⟨
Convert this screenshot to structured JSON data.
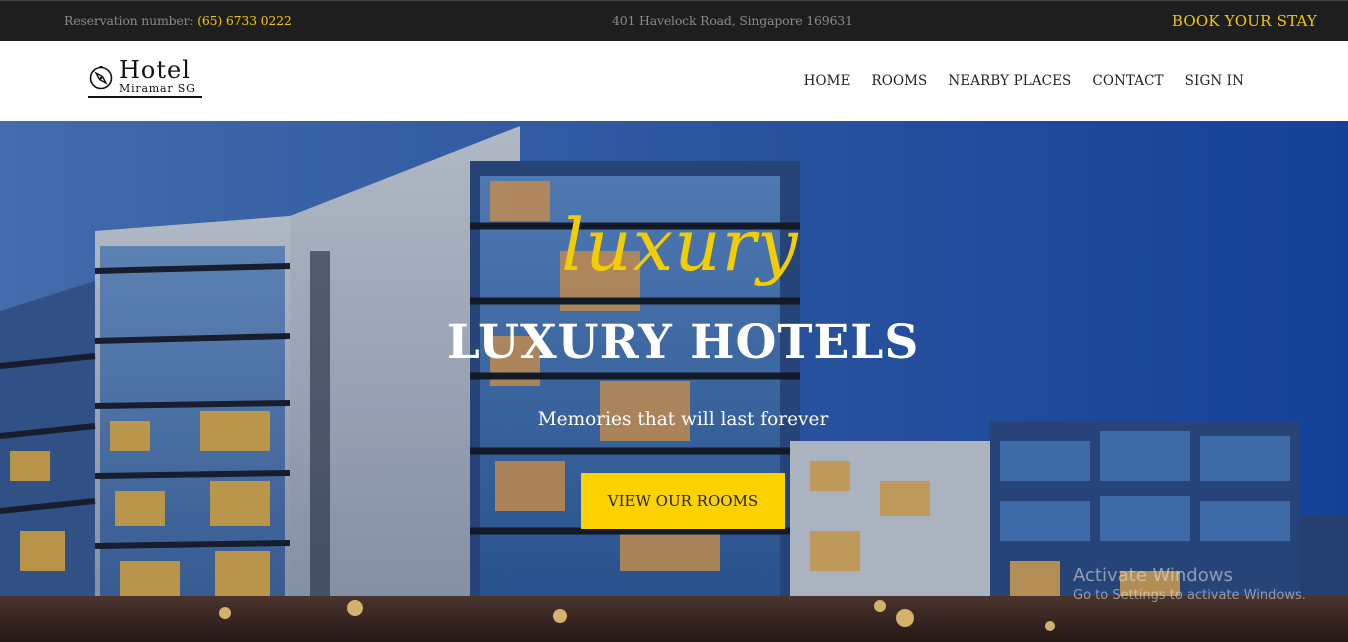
{
  "topbar": {
    "reservation_label": "Reservation number:",
    "reservation_number": "(65) 6733 0222",
    "address": "401 Havelock Road, Singapore 169631",
    "book_label": "BOOK YOUR STAY"
  },
  "logo": {
    "title": "Hotel",
    "subtitle": "Miramar SG",
    "icon": "compass-icon"
  },
  "nav": {
    "items": [
      "HOME",
      "ROOMS",
      "NEARBY PLACES",
      "CONTACT",
      "SIGN IN"
    ]
  },
  "hero": {
    "script_text": "luxury",
    "headline": "LUXURY HOTELS",
    "tagline": "Memories that will last forever",
    "cta_label": "VIEW OUR ROOMS"
  },
  "watermark": {
    "title": "Activate Windows",
    "subtitle": "Go to Settings to activate Windows."
  },
  "colors": {
    "accent": "#fcd200",
    "topbar_bg": "#1e1e1e",
    "hero_sky": "#2f5fb4"
  }
}
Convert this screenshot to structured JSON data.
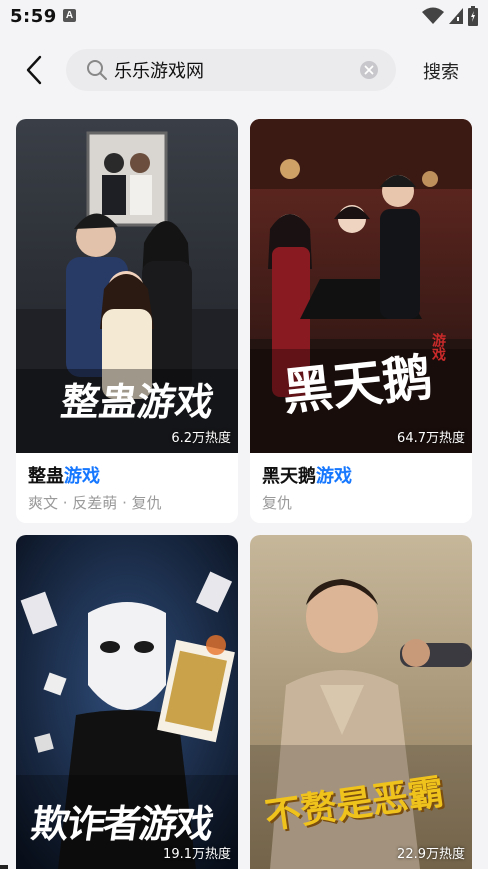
{
  "status": {
    "time": "5:59",
    "app_icon_letter": "A"
  },
  "search": {
    "query": "乐乐游戏网",
    "button_label": "搜索"
  },
  "colors": {
    "keyword_highlight": "#1677ff",
    "background": "#f4f4f6"
  },
  "cards": [
    {
      "title_prefix": "整蛊",
      "title_keyword": "游戏",
      "tags": "爽文 · 反差萌 · 复仇",
      "heat": "6.2万热度",
      "poster_text": "整蛊游戏"
    },
    {
      "title_prefix": "黑天鹅",
      "title_keyword": "游戏",
      "tags": "复仇",
      "heat": "64.7万热度",
      "poster_text": "黑天鹅",
      "poster_sub": "游戏"
    },
    {
      "heat": "19.1万热度",
      "poster_text": "欺诈者游戏"
    },
    {
      "heat": "22.9万热度",
      "poster_text": "不赘是恶霸"
    }
  ]
}
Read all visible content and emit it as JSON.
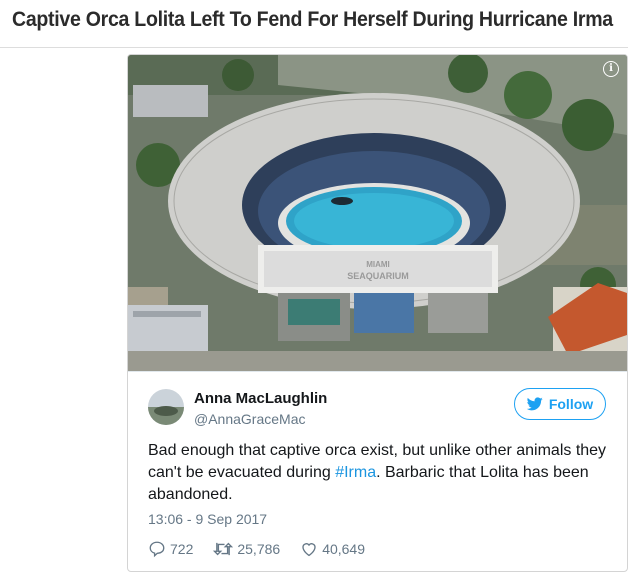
{
  "article": {
    "headline": "Captive Orca Lolita Left To Fend For Herself During Hurricane Irma"
  },
  "photo": {
    "stadium_sign": [
      "MIAMI",
      "SEAQUARIUM"
    ],
    "info_icon": "info-icon"
  },
  "tweet": {
    "author_name": "Anna MacLaughlin",
    "author_handle": "@AnnaGraceMac",
    "follow_label": "Follow",
    "text_before": "Bad enough that captive orca exist, but unlike other animals they can't be evacuated during ",
    "hashtag": "#Irma",
    "text_after": ". Barbaric that Lolita has been abandoned.",
    "timestamp": "13:06 - 9 Sep 2017",
    "reply_count": "722",
    "retweet_count": "25,786",
    "like_count": "40,649"
  },
  "colors": {
    "accent": "#1da1f2",
    "hashtag": "#1b95e0",
    "muted": "#657786"
  }
}
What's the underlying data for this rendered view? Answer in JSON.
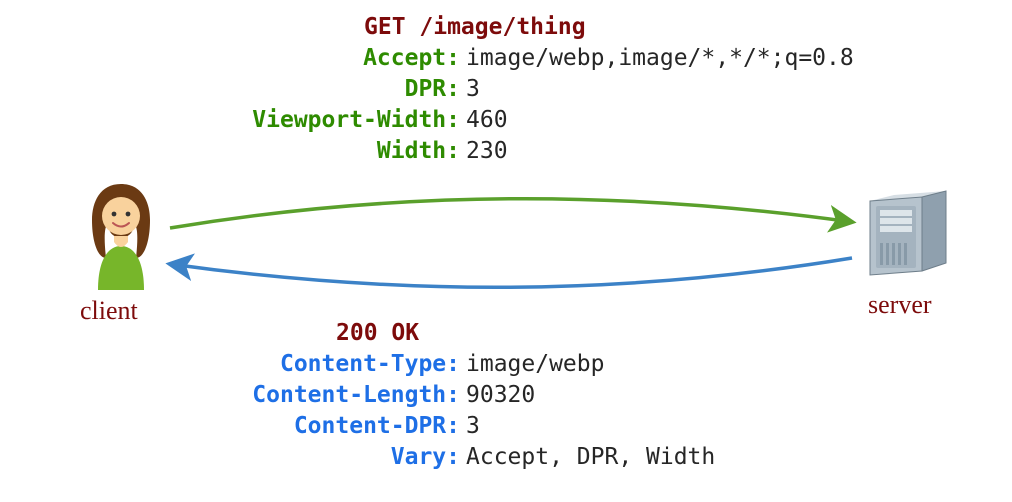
{
  "request": {
    "status_line": "GET /image/thing",
    "headers": [
      {
        "k": "Accept:",
        "v": "image/webp,image/*,*/*;q=0.8"
      },
      {
        "k": "DPR:",
        "v": "3"
      },
      {
        "k": "Viewport-Width:",
        "v": "460"
      },
      {
        "k": "Width:",
        "v": "230"
      }
    ]
  },
  "response": {
    "status_line": "200 OK",
    "headers": [
      {
        "k": "Content-Type:",
        "v": "image/webp"
      },
      {
        "k": "Content-Length:",
        "v": "90320"
      },
      {
        "k": "Content-DPR:",
        "v": "3"
      },
      {
        "k": "Vary:",
        "v": "Accept, DPR, Width"
      }
    ]
  },
  "labels": {
    "client": "client",
    "server": "server"
  },
  "colors": {
    "request_arrow": "#5AA02C",
    "response_arrow": "#3C82C7",
    "header_key_req": "#2E8B00",
    "header_key_res": "#1E6FE6",
    "status": "#7D0B0B",
    "label": "#7D0B0B"
  }
}
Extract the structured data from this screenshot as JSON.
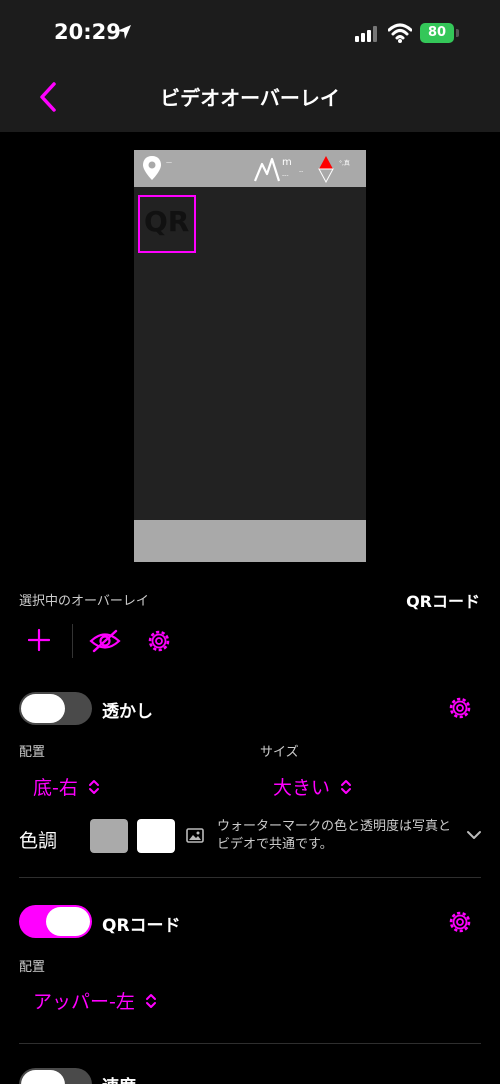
{
  "status_bar": {
    "time": "20:29",
    "battery": "80"
  },
  "nav": {
    "title": "ビデオオーバーレイ"
  },
  "preview": {
    "qr_text": "QR",
    "alt_unit": "m",
    "compass_label": "°,真"
  },
  "selected": {
    "label": "選択中のオーバーレイ",
    "value": "QRコード"
  },
  "watermark": {
    "label": "透かし",
    "enabled": false,
    "placement_label": "配置",
    "placement_value": "底-右",
    "size_label": "サイズ",
    "size_value": "大きい",
    "tone_label": "色調",
    "tone_note": "ウォーターマークの色と透明度は写真とビデオで共通です。",
    "colors": [
      "#aaaaaa",
      "#ffffff"
    ]
  },
  "qr": {
    "label": "QRコード",
    "enabled": true,
    "placement_label": "配置",
    "placement_value": "アッパー-左"
  },
  "speed": {
    "label": "速度",
    "enabled": false
  },
  "colors": {
    "accent": "#ff00ff",
    "battery": "#34c759"
  }
}
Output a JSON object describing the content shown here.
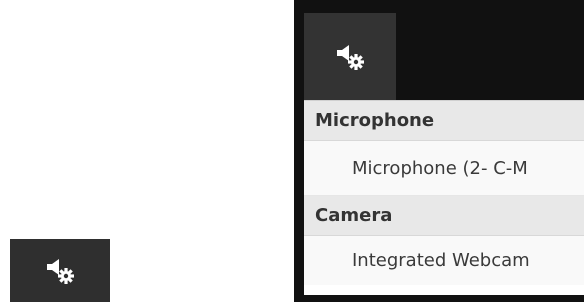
{
  "icons": {
    "standalone_button": "speaker-settings-icon",
    "toolbar_button": "speaker-settings-icon"
  },
  "colors": {
    "button_bg": "#2f2f2f",
    "panel_bg": "#111111",
    "header_bg": "#e8e8e8",
    "item_bg": "#f9f9f9",
    "text": "#333333"
  },
  "device_menu": {
    "sections": [
      {
        "header": "Microphone",
        "items": [
          "Microphone (2- C-M"
        ]
      },
      {
        "header": "Camera",
        "items": [
          "Integrated Webcam"
        ]
      }
    ]
  }
}
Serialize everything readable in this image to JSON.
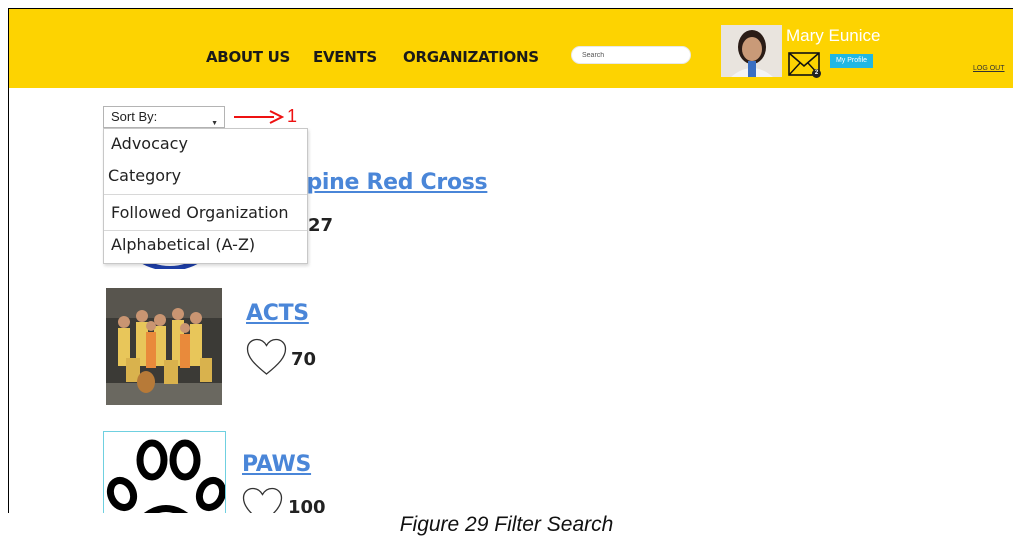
{
  "nav": {
    "links": [
      "ABOUT US",
      "EVENTS",
      "ORGANIZATIONS"
    ],
    "search_placeholder": "Search",
    "username": "Mary Eunice",
    "mail_count": "2",
    "profile_label": "My Profile",
    "logout_label": "LOG OUT"
  },
  "sort": {
    "label": "Sort By:",
    "annotation_number": "1",
    "options": [
      "Advocacy",
      "Category",
      "Followed Organization",
      "Alphabetical (A-Z)"
    ]
  },
  "organizations": [
    {
      "name_visible": "ppine Red Cross",
      "likes_visible": "27"
    },
    {
      "name": "ACTS",
      "likes": "70"
    },
    {
      "name": "PAWS",
      "likes": "100"
    }
  ],
  "caption": "Figure 29 Filter Search",
  "colors": {
    "navbar": "#fdd301",
    "link": "#4a86d8",
    "profile_button": "#21b7e3",
    "annotation": "#e11111"
  }
}
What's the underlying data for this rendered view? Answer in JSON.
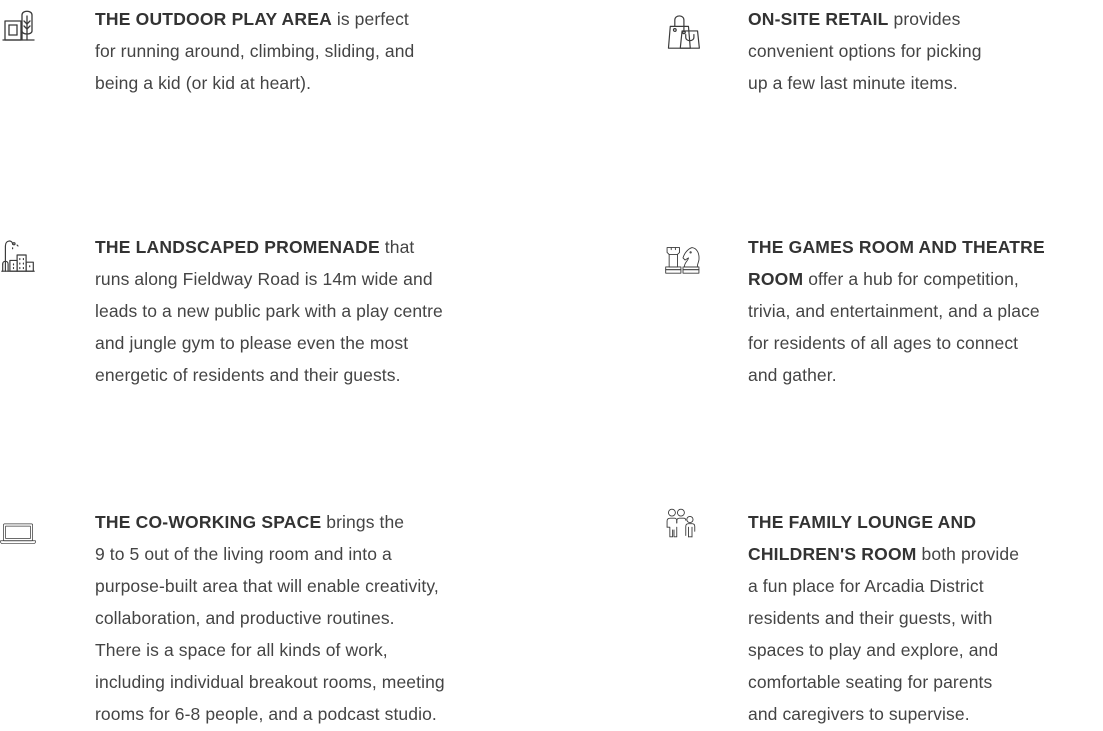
{
  "features": [
    {
      "icon": "play-area-icon",
      "title": "THE OUTDOOR PLAY AREA",
      "lines": [
        " is perfect",
        "for running around, climbing, sliding, and",
        "being a kid (or kid at heart)."
      ]
    },
    {
      "icon": "shopping-bags-icon",
      "title": "ON-SITE RETAIL",
      "lines": [
        " provides",
        "convenient options for picking",
        "up a few last minute items."
      ]
    },
    {
      "icon": "city-park-icon",
      "title": "THE LANDSCAPED PROMENADE",
      "lines": [
        " that",
        "runs along Fieldway Road is 14m wide and",
        "leads to a new public park with a play centre",
        "and jungle gym to please even the most",
        "energetic of residents and their guests."
      ]
    },
    {
      "icon": "chess-pieces-icon",
      "title": "THE GAMES ROOM AND THEATRE",
      "title_2": "ROOM",
      "lines": [
        " offer a hub for competition,",
        "trivia, and entertainment, and a place",
        "for residents of all ages to connect",
        "and gather."
      ]
    },
    {
      "icon": "laptop-icon",
      "title": "THE CO-WORKING SPACE",
      "lines": [
        " brings the",
        "9 to 5 out of the living room and into a",
        "purpose-built area that will enable creativity,",
        "collaboration, and productive routines.",
        "There is a space for all kinds of work,",
        "including individual breakout rooms, meeting",
        "rooms for 6-8 people, and a podcast studio."
      ]
    },
    {
      "icon": "family-icon",
      "title": "THE FAMILY LOUNGE AND",
      "title_2": "CHILDREN'S ROOM",
      "lines": [
        " both provide",
        "a fun place for Arcadia District",
        "residents and their guests, with",
        "spaces to play and explore, and",
        "comfortable seating for parents",
        "and caregivers to supervise."
      ]
    }
  ]
}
⟩
Report how many lines in the data contain the word "that", with no words besides the number.

5